JOB. Transcribe every entry below word for word, but skip the pictures.
==== DATA LINES ====
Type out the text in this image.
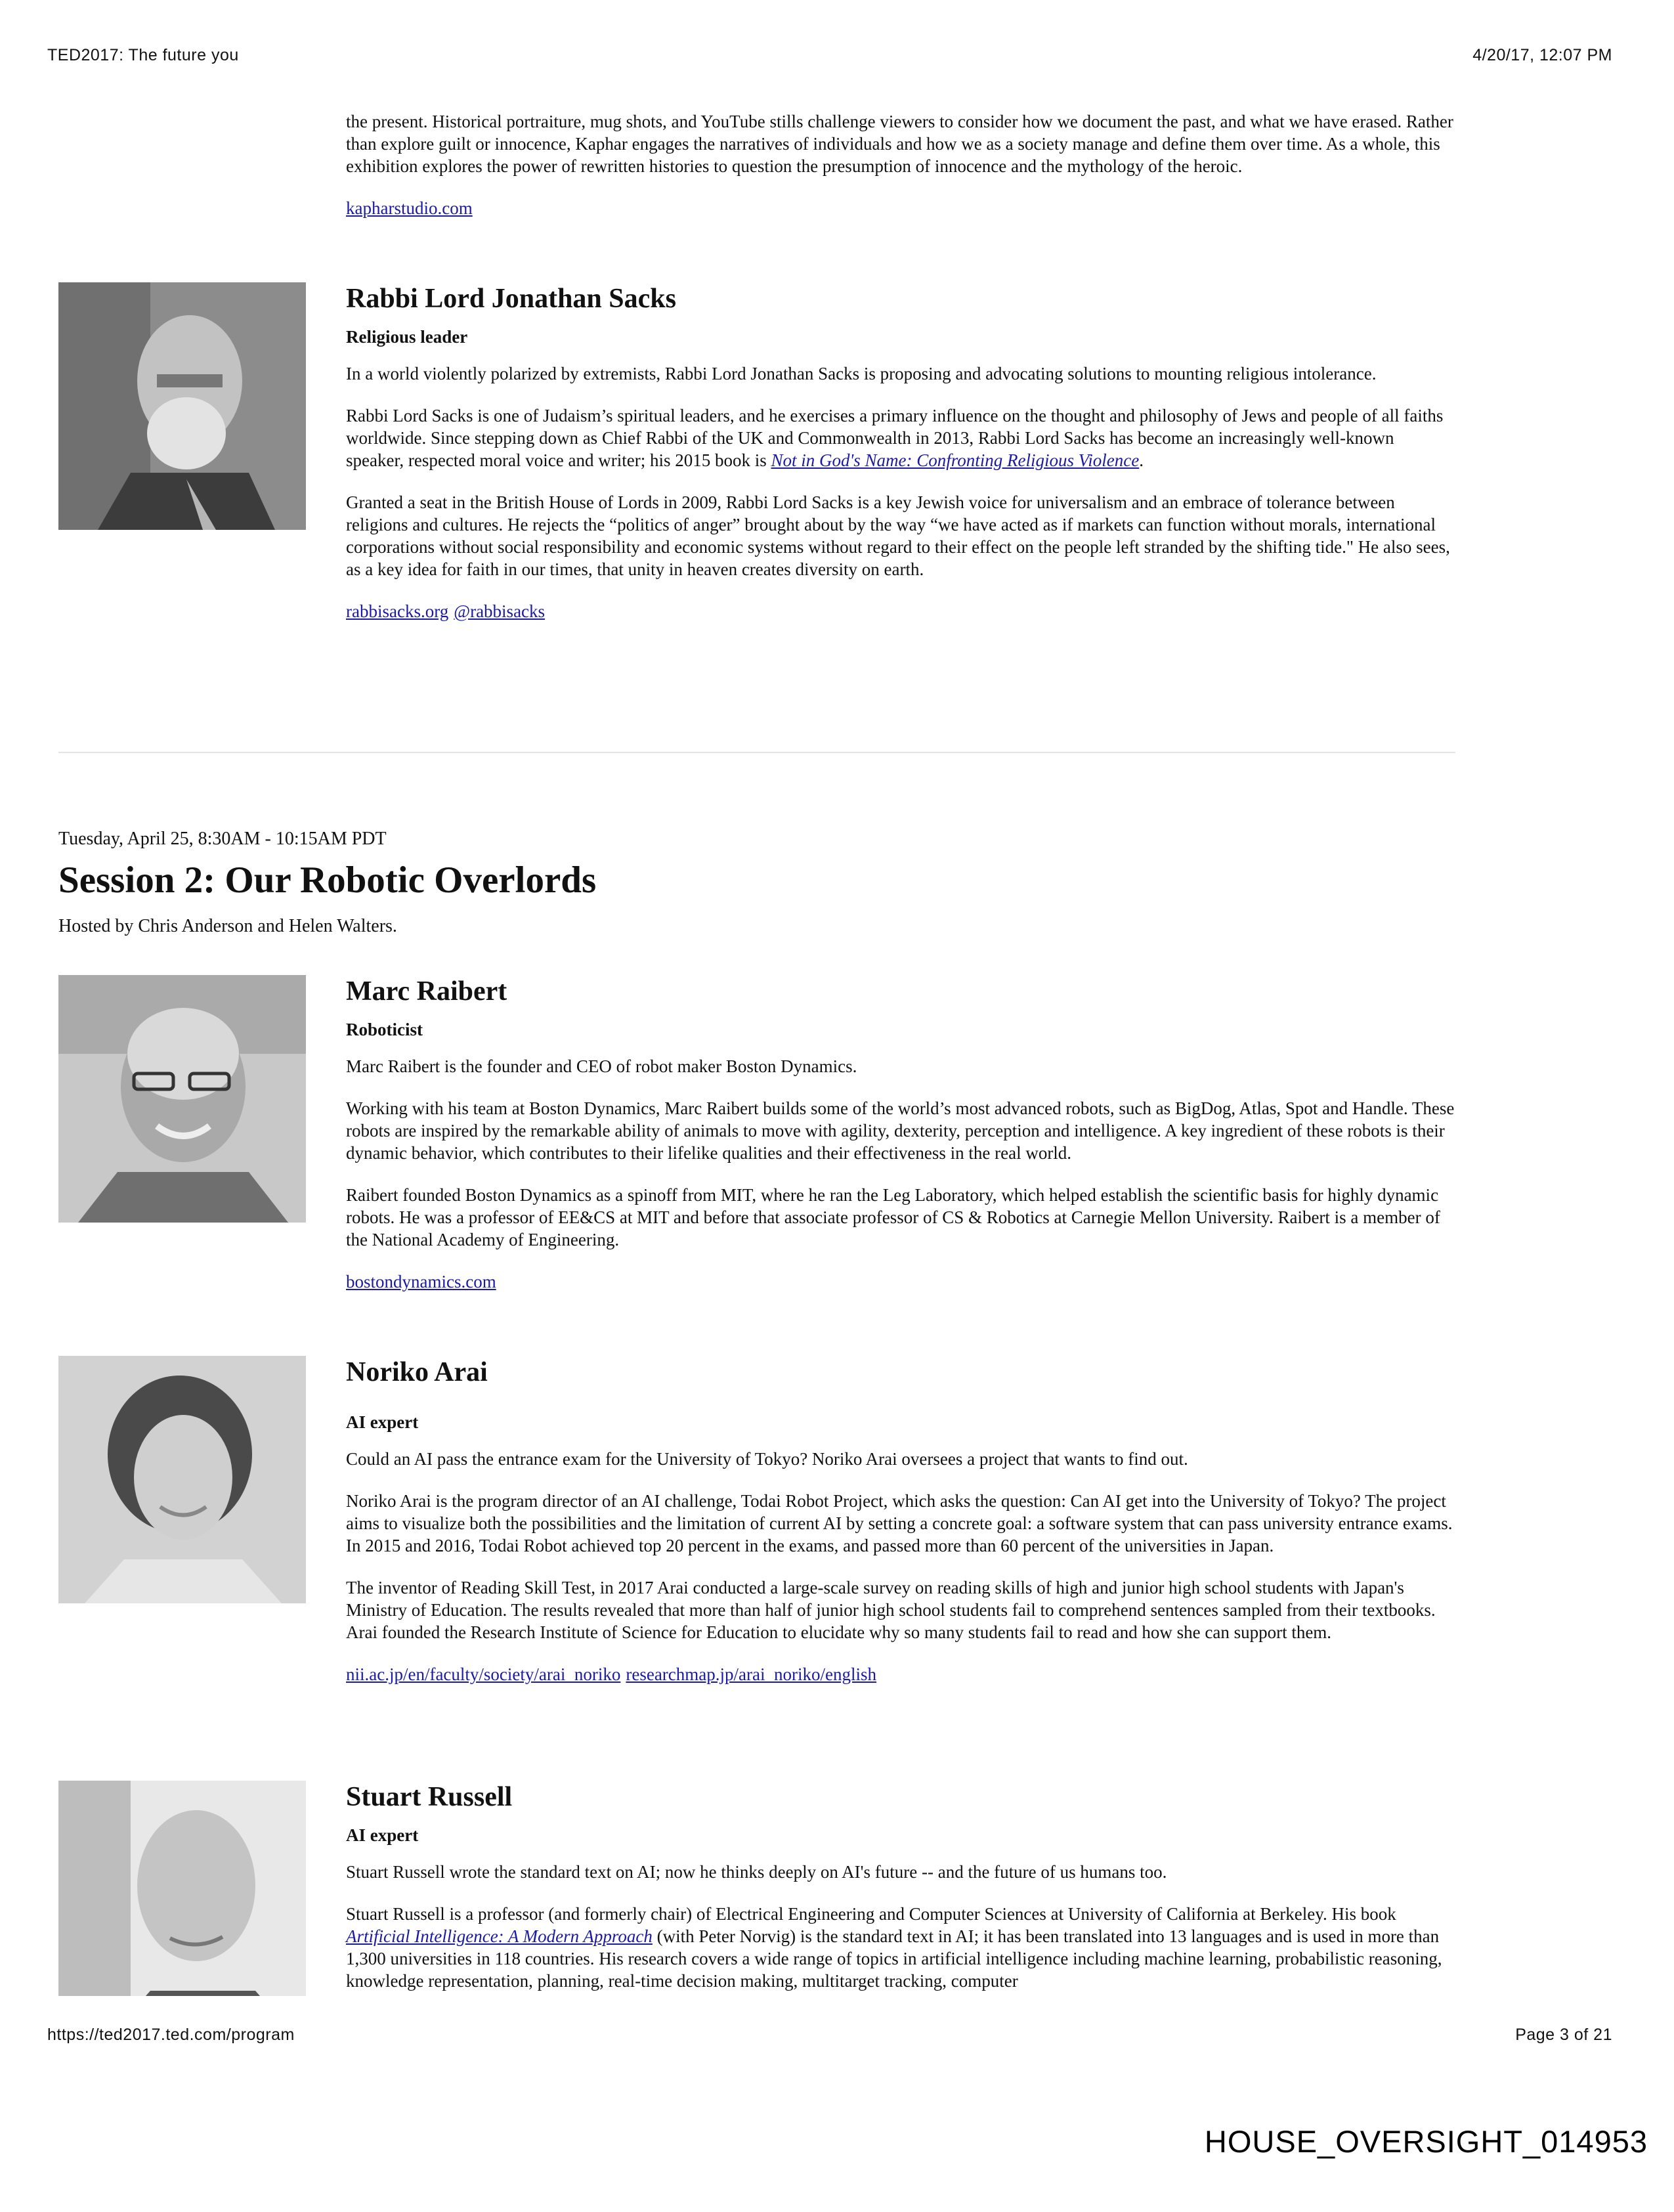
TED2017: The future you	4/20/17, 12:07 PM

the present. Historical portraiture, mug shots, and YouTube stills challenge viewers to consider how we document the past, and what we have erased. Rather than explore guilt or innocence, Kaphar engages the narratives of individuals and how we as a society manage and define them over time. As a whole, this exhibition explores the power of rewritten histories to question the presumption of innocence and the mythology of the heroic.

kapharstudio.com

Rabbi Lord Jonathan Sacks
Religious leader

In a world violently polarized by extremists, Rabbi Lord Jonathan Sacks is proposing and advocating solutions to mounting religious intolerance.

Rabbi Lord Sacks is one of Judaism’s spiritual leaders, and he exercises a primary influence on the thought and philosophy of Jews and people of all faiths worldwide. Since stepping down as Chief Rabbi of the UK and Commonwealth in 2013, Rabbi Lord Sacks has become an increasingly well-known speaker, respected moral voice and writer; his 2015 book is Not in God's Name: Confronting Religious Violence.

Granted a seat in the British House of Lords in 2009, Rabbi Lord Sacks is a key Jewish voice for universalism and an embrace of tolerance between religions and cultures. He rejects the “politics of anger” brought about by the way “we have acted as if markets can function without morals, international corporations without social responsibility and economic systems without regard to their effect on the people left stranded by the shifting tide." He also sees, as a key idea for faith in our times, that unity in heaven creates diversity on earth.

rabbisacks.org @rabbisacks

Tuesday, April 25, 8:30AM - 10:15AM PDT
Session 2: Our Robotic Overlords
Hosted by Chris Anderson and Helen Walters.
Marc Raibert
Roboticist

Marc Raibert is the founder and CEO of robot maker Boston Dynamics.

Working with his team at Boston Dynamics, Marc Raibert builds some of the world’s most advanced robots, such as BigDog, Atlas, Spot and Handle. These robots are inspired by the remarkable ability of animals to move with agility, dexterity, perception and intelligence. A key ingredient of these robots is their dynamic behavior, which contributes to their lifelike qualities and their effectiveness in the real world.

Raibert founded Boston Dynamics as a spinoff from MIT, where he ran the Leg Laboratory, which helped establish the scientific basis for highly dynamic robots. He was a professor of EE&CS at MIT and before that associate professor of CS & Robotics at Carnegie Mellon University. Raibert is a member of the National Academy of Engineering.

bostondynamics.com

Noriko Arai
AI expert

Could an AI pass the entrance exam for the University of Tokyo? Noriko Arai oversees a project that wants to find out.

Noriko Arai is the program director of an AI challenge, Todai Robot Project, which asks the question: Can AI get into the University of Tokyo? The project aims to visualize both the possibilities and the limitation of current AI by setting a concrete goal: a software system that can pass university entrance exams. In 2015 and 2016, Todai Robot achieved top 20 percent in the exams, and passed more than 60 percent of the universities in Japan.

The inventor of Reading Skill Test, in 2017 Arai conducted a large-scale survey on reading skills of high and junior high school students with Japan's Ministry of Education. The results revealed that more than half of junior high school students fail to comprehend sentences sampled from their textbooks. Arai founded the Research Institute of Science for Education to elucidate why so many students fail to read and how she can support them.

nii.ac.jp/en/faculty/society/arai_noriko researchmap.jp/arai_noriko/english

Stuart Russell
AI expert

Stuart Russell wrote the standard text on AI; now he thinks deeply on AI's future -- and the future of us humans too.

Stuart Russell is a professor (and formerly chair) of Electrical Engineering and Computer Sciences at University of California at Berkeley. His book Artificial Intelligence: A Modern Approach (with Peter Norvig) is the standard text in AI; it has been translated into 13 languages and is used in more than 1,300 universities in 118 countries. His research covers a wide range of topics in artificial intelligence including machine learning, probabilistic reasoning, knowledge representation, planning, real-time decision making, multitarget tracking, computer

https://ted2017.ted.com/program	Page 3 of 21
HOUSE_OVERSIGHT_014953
====
COMPLETE ANSWER.
Type out the text in this image.
TED2017: The future you	4/20/17, 12:07 PM

the present. Historical portraiture, mug shots, and YouTube stills challenge viewers to consider how we document the past, and what we have erased. Rather than explore guilt or innocence, Kaphar engages the narratives of individuals and how we as a society manage and define them over time. As a whole, this exhibition explores the power of rewritten histories to question the presumption of innocence and the mythology of the heroic.

kapharstudio.com

Rabbi Lord Jonathan Sacks
Religious leader

In a world violently polarized by extremists, Rabbi Lord Jonathan Sacks is proposing and advocating solutions to mounting religious intolerance.

Rabbi Lord Sacks is one of Judaism’s spiritual leaders, and he exercises a primary influence on the thought and philosophy of Jews and people of all faiths worldwide. Since stepping down as Chief Rabbi of the UK and Commonwealth in 2013, Rabbi Lord Sacks has become an increasingly well-known speaker, respected moral voice and writer; his 2015 book is Not in God's Name: Confronting Religious Violence.

Granted a seat in the British House of Lords in 2009, Rabbi Lord Sacks is a key Jewish voice for universalism and an embrace of tolerance between religions and cultures. He rejects the “politics of anger” brought about by the way “we have acted as if markets can function without morals, international corporations without social responsibility and economic systems without regard to their effect on the people left stranded by the shifting tide." He also sees, as a key idea for faith in our times, that unity in heaven creates diversity on earth.

rabbisacks.org @rabbisacks

Tuesday, April 25, 8:30AM - 10:15AM PDT
Session 2: Our Robotic Overlords
Hosted by Chris Anderson and Helen Walters.
Marc Raibert
Roboticist

Marc Raibert is the founder and CEO of robot maker Boston Dynamics.

Working with his team at Boston Dynamics, Marc Raibert builds some of the world’s most advanced robots, such as BigDog, Atlas, Spot and Handle. These robots are inspired by the remarkable ability of animals to move with agility, dexterity, perception and intelligence. A key ingredient of these robots is their dynamic behavior, which contributes to their lifelike qualities and their effectiveness in the real world.

Raibert founded Boston Dynamics as a spinoff from MIT, where he ran the Leg Laboratory, which helped establish the scientific basis for highly dynamic robots. He was a professor of EE&CS at MIT and before that associate professor of CS & Robotics at Carnegie Mellon University. Raibert is a member of the National Academy of Engineering.

bostondynamics.com

Noriko Arai
AI expert

Could an AI pass the entrance exam for the University of Tokyo? Noriko Arai oversees a project that wants to find out.

Noriko Arai is the program director of an AI challenge, Todai Robot Project, which asks the question: Can AI get into the University of Tokyo? The project aims to visualize both the possibilities and the limitation of current AI by setting a concrete goal: a software system that can pass university entrance exams. In 2015 and 2016, Todai Robot achieved top 20 percent in the exams, and passed more than 60 percent of the universities in Japan.

The inventor of Reading Skill Test, in 2017 Arai conducted a large-scale survey on reading skills of high and junior high school students with Japan's Ministry of Education. The results revealed that more than half of junior high school students fail to comprehend sentences sampled from their textbooks. Arai founded the Research Institute of Science for Education to elucidate why so many students fail to read and how she can support them.

nii.ac.jp/en/faculty/society/arai_noriko researchmap.jp/arai_noriko/english

Stuart Russell
AI expert

Stuart Russell wrote the standard text on AI; now he thinks deeply on AI's future -- and the future of us humans too.

Stuart Russell is a professor (and formerly chair) of Electrical Engineering and Computer Sciences at University of California at Berkeley. His book Artificial Intelligence: A Modern Approach (with Peter Norvig) is the standard text in AI; it has been translated into 13 languages and is used in more than 1,300 universities in 118 countries. His research covers a wide range of topics in artificial intelligence including machine learning, probabilistic reasoning, knowledge representation, planning, real-time decision making, multitarget tracking, computer

https://ted2017.ted.com/program	Page 3 of 21
HOUSE_OVERSIGHT_014953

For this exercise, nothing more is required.